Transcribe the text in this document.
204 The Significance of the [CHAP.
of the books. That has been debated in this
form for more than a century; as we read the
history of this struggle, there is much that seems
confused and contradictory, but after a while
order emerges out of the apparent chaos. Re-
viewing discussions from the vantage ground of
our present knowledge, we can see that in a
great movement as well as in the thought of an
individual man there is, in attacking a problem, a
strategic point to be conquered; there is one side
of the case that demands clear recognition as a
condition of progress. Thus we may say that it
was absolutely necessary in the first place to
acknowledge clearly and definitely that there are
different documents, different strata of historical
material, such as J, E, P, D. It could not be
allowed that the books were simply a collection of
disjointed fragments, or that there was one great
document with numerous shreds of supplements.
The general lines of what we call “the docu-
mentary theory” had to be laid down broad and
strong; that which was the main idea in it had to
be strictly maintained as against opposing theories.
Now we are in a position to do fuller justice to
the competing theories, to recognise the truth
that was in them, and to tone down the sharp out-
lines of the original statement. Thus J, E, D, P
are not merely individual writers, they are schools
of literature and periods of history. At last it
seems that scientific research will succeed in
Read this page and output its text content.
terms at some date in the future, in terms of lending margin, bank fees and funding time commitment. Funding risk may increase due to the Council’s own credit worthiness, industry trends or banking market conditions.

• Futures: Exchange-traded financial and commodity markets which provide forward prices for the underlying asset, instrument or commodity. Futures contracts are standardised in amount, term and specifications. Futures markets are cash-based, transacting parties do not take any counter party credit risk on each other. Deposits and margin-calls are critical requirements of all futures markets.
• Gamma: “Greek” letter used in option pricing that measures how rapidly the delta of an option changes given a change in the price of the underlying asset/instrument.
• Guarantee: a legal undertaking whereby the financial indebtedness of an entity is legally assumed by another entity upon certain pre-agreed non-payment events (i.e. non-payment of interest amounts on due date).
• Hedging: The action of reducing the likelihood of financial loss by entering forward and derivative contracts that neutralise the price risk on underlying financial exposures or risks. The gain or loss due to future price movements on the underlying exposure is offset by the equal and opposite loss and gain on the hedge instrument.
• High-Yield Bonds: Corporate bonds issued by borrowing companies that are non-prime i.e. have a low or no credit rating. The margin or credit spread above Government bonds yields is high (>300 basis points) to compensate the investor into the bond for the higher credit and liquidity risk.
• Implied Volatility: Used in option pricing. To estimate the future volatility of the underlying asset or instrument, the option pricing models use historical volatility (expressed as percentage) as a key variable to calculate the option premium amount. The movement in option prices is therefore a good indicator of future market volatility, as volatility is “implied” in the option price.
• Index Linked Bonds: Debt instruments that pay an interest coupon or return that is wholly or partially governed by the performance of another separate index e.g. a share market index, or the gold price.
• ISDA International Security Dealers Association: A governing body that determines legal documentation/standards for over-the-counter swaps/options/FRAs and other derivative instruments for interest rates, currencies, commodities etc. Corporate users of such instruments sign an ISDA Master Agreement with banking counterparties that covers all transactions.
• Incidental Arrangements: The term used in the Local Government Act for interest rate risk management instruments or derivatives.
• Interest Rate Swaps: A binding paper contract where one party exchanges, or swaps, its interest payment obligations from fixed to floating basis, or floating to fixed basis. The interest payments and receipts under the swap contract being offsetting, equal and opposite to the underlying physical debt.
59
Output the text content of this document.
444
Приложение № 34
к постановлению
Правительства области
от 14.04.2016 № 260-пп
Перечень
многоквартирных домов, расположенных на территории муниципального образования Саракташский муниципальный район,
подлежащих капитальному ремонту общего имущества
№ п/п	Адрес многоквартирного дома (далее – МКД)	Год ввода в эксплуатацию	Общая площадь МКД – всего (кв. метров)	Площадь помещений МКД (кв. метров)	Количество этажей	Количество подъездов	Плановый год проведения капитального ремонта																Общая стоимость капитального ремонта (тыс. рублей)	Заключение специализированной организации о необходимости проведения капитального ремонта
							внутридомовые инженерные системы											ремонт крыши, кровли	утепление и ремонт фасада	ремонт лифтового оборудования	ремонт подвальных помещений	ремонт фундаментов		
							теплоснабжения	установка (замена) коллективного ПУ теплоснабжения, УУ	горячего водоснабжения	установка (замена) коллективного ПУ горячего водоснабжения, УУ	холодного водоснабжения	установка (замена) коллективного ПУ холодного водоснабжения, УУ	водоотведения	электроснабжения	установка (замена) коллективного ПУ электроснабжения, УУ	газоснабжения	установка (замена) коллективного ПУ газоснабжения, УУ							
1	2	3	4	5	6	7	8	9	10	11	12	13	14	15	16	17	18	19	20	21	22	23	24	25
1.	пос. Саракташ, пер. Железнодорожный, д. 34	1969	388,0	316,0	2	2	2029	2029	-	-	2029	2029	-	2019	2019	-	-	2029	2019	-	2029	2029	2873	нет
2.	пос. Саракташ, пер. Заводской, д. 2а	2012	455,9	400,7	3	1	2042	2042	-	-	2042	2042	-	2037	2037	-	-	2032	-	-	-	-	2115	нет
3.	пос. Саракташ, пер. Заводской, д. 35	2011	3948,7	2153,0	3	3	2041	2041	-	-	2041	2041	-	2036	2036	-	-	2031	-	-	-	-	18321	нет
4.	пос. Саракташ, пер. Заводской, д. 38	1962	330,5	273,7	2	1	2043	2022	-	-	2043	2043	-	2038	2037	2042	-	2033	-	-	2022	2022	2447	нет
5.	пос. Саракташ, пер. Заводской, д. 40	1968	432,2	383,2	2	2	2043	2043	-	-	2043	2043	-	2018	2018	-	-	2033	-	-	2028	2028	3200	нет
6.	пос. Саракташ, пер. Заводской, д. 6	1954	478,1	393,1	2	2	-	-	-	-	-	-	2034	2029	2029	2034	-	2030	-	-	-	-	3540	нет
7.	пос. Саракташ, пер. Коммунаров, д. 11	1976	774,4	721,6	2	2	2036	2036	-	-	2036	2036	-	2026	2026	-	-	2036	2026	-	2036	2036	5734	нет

**What the task requires**. Read through the entries and copy every line that includes "payment".

**Answer to the problem**.
• Guarantee: a legal undertaking whereby the financial indebtedness of an entity is legally assumed by another entity upon certain pre-agreed non-payment events (i.e. non-payment of interest amounts on due date).
• Interest Rate Swaps: A binding paper contract where one party exchanges, or swaps, its interest payment obligations from fixed to floating basis, or floating to fixed basis. The interest payments and receipts under the swap contract being offsetting, equal and opposite to the underlying physical debt.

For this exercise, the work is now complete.